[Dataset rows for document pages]

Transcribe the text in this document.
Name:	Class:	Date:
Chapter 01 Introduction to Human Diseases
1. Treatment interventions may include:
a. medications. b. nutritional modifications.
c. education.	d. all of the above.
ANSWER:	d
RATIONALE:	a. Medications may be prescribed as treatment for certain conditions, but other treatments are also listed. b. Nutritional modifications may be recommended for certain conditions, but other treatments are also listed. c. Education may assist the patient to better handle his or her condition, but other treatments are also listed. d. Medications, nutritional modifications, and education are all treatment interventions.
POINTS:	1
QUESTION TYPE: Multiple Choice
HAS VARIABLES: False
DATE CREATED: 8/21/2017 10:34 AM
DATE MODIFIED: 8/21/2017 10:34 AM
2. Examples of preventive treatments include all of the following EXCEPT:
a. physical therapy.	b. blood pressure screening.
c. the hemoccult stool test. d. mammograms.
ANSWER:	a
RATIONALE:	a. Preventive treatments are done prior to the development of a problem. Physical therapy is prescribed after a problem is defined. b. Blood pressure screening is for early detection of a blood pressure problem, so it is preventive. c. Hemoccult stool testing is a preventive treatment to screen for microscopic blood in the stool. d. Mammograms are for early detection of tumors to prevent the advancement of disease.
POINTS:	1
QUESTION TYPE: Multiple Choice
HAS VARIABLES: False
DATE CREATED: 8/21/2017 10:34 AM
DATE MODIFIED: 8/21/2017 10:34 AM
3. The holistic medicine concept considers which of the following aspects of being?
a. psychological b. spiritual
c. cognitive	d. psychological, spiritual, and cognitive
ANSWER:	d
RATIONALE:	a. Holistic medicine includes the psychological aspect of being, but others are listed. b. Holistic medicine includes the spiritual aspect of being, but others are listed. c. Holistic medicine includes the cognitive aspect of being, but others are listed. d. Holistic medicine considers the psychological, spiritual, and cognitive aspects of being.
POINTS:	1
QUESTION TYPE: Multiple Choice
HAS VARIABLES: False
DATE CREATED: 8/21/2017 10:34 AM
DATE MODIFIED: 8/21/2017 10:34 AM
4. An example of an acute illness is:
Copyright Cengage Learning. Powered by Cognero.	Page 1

*How to complete this task*. Each and every entry needs to be repeated exactly.

*Your response*.
Transcribe the text in this document.
Name:	Class:	Date:
Chapter 01 Introduction to Human Diseases
1. Treatment interventions may include:
a. medications. b. nutritional modifications.
c. education.	d. all of the above.
ANSWER:	d
RATIONALE:	a. Medications may be prescribed as treatment for certain conditions, but other treatments are also listed. b. Nutritional modifications may be recommended for certain conditions, but other treatments are also listed. c. Education may assist the patient to better handle his or her condition, but other treatments are also listed. d. Medications, nutritional modifications, and education are all treatment interventions.
POINTS:	1
QUESTION TYPE: Multiple Choice
HAS VARIABLES: False
DATE CREATED: 8/21/2017 10:34 AM
DATE MODIFIED: 8/21/2017 10:34 AM
2. Examples of preventive treatments include all of the following EXCEPT:
a. physical therapy.	b. blood pressure screening.
c. the hemoccult stool test. d. mammograms.
ANSWER:	a
RATIONALE:	a. Preventive treatments are done prior to the development of a problem. Physical therapy is prescribed after a problem is defined. b. Blood pressure screening is for early detection of a blood pressure problem, so it is preventive. c. Hemoccult stool testing is a preventive treatment to screen for microscopic blood in the stool. d. Mammograms are for early detection of tumors to prevent the advancement of disease.
POINTS:	1
QUESTION TYPE: Multiple Choice
HAS VARIABLES: False
DATE CREATED: 8/21/2017 10:34 AM
DATE MODIFIED: 8/21/2017 10:34 AM
3. The holistic medicine concept considers which of the following aspects of being?
a. psychological b. spiritual
c. cognitive	d. psychological, spiritual, and cognitive
ANSWER:	d
RATIONALE:	a. Holistic medicine includes the psychological aspect of being, but others are listed. b. Holistic medicine includes the spiritual aspect of being, but others are listed. c. Holistic medicine includes the cognitive aspect of being, but others are listed. d. Holistic medicine considers the psychological, spiritual, and cognitive aspects of being.
POINTS:	1
QUESTION TYPE: Multiple Choice
HAS VARIABLES: False
DATE CREATED: 8/21/2017 10:34 AM
DATE MODIFIED: 8/21/2017 10:34 AM
4. An example of an acute illness is:
Copyright Cengage Learning. Powered by Cognero.	Page 1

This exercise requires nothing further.